STATED GOAL –
Copy out each line containing "关于改革社会组织管理制度促进社会组织健康有序发展的意见" from the entries below.
>> Begin RECORDS SUPPLIED
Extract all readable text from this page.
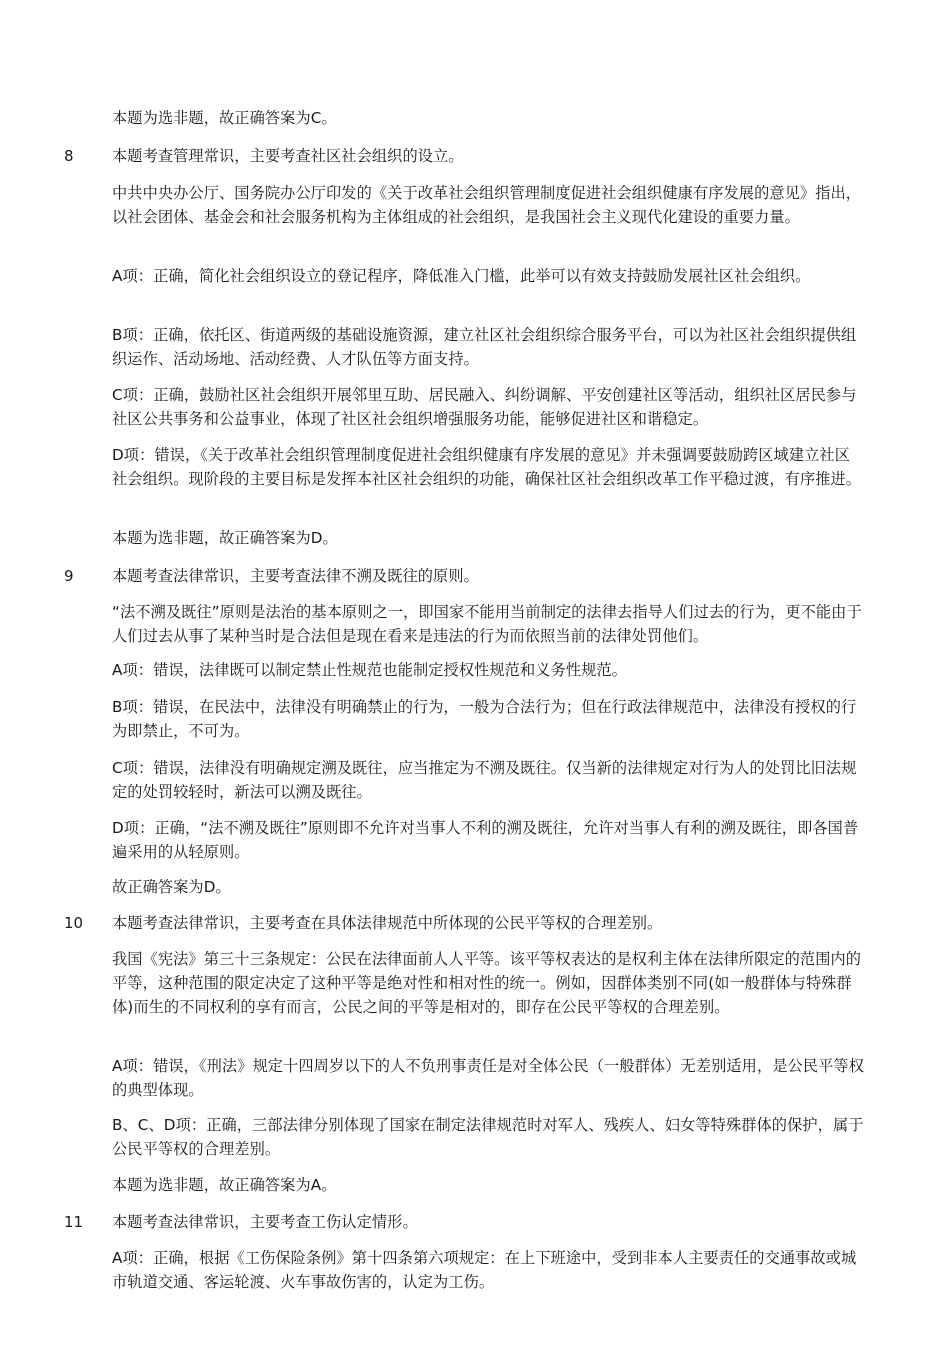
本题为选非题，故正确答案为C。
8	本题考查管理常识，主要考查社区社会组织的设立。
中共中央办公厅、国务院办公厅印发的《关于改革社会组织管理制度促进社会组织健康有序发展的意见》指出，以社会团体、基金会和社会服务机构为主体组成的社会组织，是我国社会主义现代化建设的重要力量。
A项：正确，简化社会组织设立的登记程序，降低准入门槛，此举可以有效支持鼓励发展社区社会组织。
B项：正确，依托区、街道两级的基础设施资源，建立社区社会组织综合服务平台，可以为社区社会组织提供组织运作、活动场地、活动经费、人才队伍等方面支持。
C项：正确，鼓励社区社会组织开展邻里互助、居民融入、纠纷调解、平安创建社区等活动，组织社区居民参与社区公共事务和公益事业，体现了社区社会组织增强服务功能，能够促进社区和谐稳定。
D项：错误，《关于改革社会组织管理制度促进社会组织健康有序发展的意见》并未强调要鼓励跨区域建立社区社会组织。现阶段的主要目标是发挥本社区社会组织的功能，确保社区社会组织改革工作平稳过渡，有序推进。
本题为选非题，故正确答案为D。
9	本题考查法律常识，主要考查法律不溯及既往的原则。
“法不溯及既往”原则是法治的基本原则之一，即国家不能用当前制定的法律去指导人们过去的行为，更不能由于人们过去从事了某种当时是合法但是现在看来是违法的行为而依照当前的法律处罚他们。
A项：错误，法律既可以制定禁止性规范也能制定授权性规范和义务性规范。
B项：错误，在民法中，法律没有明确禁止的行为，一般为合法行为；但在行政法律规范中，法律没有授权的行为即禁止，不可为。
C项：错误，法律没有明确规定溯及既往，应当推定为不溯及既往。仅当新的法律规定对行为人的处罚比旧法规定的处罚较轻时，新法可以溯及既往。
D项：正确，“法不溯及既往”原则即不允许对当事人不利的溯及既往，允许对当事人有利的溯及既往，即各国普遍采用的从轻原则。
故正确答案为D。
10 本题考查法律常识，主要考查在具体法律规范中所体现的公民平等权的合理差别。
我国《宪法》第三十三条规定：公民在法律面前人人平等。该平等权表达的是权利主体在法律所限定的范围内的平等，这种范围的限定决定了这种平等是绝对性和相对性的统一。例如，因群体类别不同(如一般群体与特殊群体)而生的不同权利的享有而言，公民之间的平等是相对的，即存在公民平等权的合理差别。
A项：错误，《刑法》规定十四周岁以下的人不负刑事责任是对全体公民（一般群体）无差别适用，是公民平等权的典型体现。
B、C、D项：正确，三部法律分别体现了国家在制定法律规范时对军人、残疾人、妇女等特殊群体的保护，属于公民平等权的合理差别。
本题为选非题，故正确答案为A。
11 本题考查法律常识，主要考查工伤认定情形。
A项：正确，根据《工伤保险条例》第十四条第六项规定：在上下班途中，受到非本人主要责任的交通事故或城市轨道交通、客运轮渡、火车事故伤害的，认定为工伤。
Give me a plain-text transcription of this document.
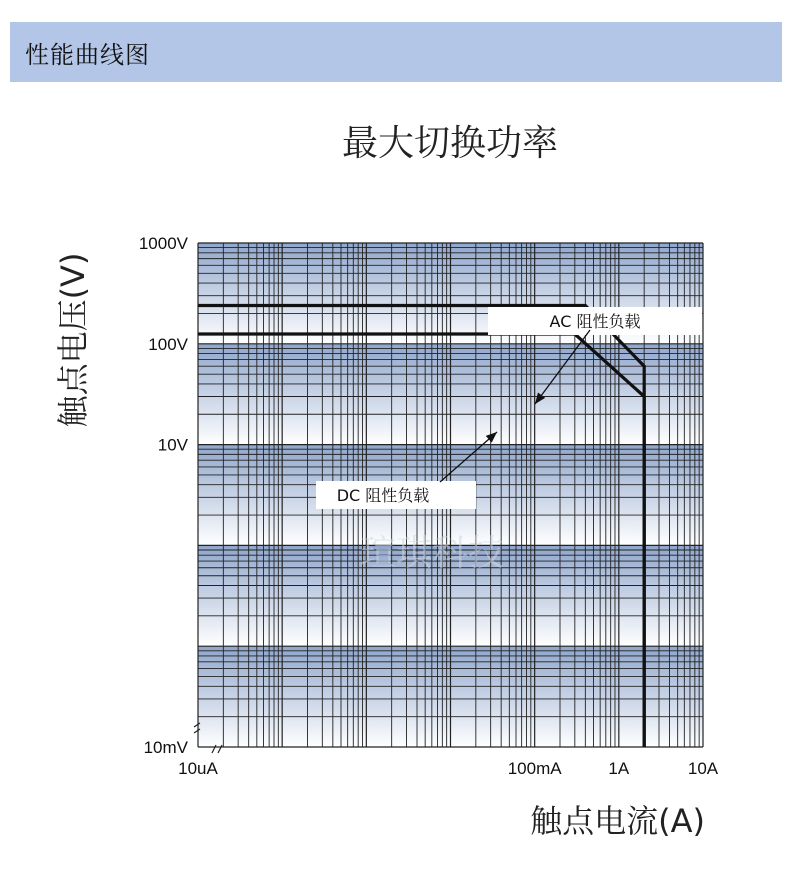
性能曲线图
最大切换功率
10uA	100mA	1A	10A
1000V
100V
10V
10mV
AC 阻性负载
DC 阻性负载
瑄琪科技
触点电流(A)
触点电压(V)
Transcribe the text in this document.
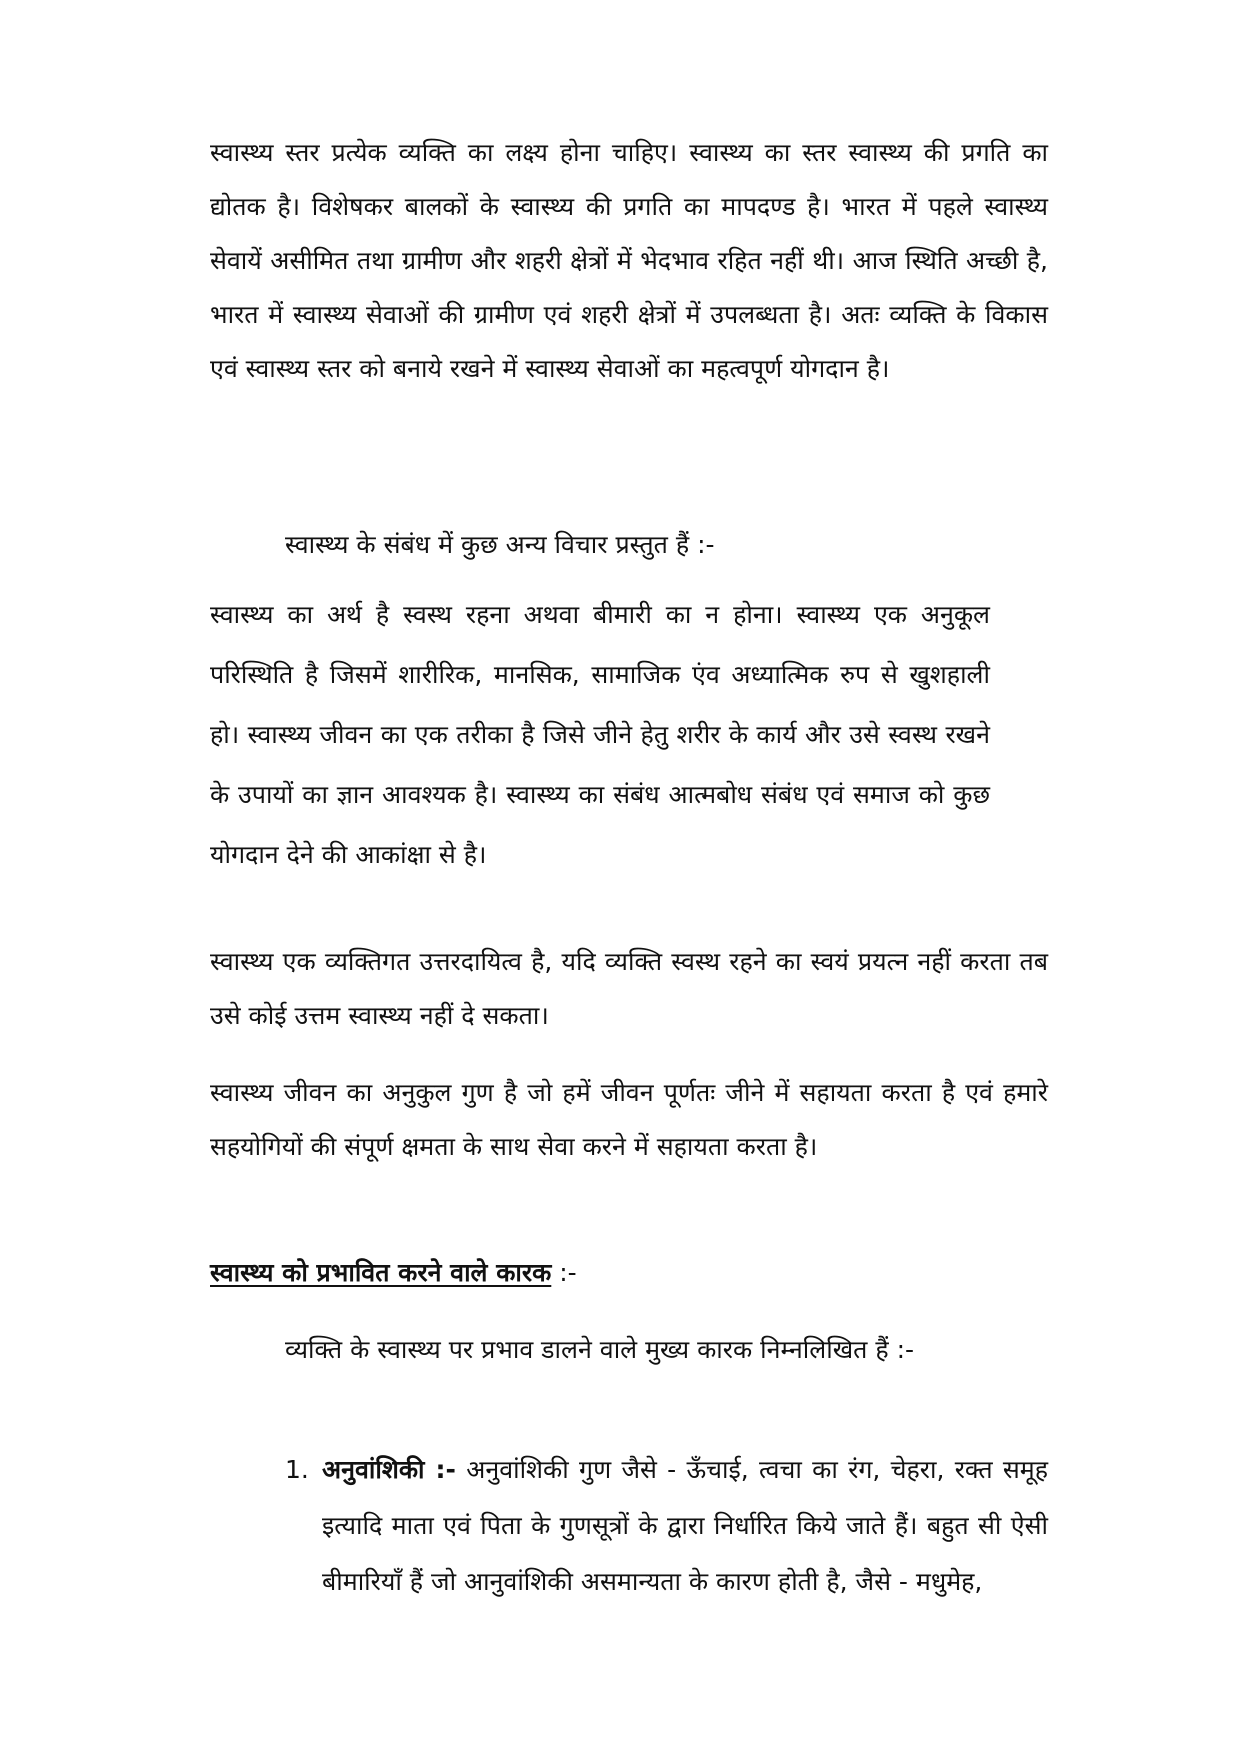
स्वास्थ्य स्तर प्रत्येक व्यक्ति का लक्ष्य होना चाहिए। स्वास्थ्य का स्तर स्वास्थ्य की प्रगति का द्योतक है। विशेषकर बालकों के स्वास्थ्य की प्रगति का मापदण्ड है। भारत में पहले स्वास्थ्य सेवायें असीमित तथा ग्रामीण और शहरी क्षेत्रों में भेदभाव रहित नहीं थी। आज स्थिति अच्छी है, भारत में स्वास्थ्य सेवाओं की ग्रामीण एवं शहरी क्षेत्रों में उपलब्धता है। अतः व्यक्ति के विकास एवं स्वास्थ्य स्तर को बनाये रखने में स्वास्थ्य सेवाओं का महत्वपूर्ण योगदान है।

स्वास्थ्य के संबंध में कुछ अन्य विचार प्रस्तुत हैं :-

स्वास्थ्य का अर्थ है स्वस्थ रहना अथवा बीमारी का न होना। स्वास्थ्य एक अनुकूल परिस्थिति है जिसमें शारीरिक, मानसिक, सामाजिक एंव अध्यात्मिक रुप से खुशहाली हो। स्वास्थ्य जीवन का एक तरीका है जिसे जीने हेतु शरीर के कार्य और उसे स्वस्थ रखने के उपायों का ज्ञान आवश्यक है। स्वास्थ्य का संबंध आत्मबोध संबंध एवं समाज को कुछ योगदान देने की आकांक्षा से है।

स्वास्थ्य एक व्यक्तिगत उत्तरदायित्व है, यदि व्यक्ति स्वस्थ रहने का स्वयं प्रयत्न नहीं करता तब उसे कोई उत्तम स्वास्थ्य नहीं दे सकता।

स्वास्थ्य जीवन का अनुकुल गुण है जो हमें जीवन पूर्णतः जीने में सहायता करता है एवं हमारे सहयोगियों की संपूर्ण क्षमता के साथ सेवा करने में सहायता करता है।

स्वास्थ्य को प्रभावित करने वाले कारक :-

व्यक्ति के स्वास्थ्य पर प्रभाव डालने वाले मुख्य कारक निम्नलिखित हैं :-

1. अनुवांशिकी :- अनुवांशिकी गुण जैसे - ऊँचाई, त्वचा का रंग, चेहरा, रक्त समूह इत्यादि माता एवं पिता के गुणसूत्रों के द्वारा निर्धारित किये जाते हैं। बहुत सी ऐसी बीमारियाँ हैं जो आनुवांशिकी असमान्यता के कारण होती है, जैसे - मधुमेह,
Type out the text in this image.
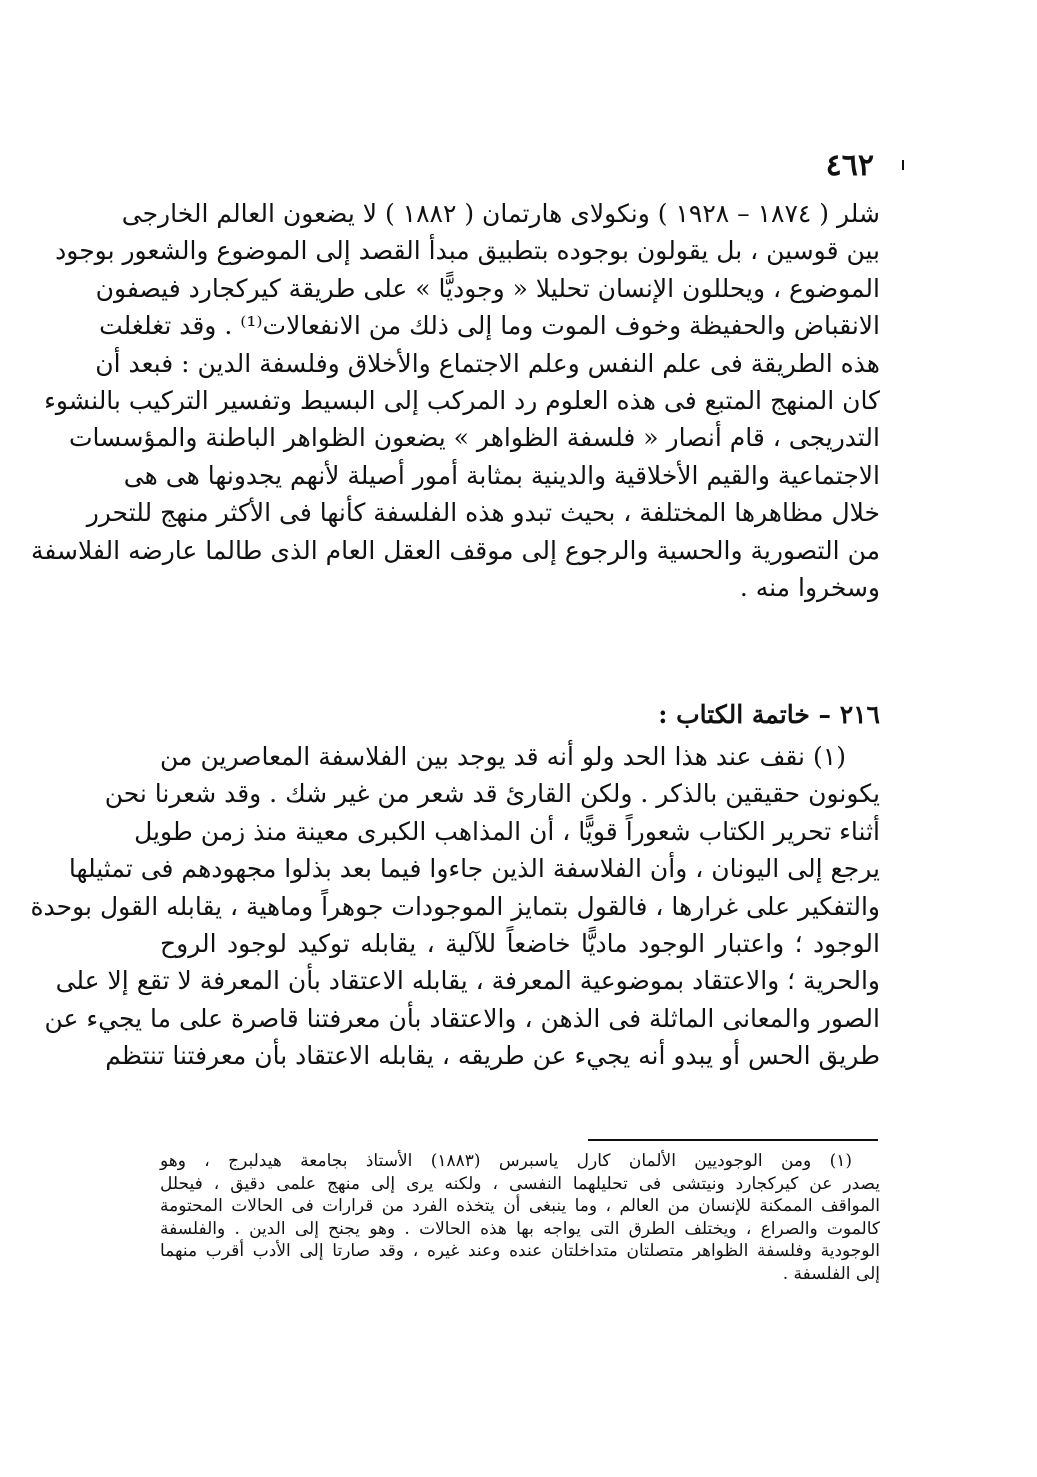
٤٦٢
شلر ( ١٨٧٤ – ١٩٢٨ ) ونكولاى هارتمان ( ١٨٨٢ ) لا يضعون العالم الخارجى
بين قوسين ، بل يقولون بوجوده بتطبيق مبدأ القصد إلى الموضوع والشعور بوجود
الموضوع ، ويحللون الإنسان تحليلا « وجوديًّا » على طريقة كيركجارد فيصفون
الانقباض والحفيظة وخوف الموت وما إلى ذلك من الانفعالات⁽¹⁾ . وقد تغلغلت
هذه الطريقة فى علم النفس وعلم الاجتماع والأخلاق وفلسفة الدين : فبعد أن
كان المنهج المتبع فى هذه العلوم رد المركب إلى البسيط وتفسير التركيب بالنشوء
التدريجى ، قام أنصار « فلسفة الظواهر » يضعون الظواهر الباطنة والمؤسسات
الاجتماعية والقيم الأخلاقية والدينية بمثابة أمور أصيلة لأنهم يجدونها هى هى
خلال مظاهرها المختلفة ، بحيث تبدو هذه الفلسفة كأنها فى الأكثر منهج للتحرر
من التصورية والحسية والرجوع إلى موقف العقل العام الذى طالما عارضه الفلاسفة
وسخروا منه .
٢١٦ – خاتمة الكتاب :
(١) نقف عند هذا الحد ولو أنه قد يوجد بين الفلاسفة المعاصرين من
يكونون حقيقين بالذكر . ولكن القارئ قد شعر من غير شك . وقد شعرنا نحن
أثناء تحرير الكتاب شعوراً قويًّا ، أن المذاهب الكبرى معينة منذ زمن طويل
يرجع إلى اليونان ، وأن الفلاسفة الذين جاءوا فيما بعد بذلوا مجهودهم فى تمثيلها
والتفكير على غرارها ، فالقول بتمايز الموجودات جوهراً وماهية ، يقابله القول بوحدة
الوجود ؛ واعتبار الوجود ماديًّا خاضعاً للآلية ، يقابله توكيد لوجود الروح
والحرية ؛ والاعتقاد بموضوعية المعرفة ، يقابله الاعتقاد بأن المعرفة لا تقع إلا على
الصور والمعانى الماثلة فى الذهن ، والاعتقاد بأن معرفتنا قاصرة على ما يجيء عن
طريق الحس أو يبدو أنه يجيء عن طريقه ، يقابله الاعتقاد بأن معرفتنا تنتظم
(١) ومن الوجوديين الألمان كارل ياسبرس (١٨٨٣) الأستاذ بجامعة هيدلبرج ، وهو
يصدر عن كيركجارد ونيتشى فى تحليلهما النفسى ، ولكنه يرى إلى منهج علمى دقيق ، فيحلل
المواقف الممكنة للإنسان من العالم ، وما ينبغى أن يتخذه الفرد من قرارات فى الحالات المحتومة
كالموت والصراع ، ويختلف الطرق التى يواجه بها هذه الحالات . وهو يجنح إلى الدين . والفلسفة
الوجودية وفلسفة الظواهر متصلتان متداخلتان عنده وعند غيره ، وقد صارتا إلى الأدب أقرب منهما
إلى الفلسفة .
>> End RECORDS SUPPLIED
RESPONSE TO THIS TASK –
中共中央办公厅、国务院办公厅印发的《关于改革社会组织管理制度促进社会组织健康有序发展的意见》指出，以社会团体、基金会和社会服务机构为主体组成的社会组织，是我国社会主义现代化建设的重要力量。
D项：错误，《关于改革社会组织管理制度促进社会组织健康有序发展的意见》并未强调要鼓励跨区域建立社区社会组织。现阶段的主要目标是发挥本社区社会组织的功能，确保社区社会组织改革工作平稳过渡，有序推进。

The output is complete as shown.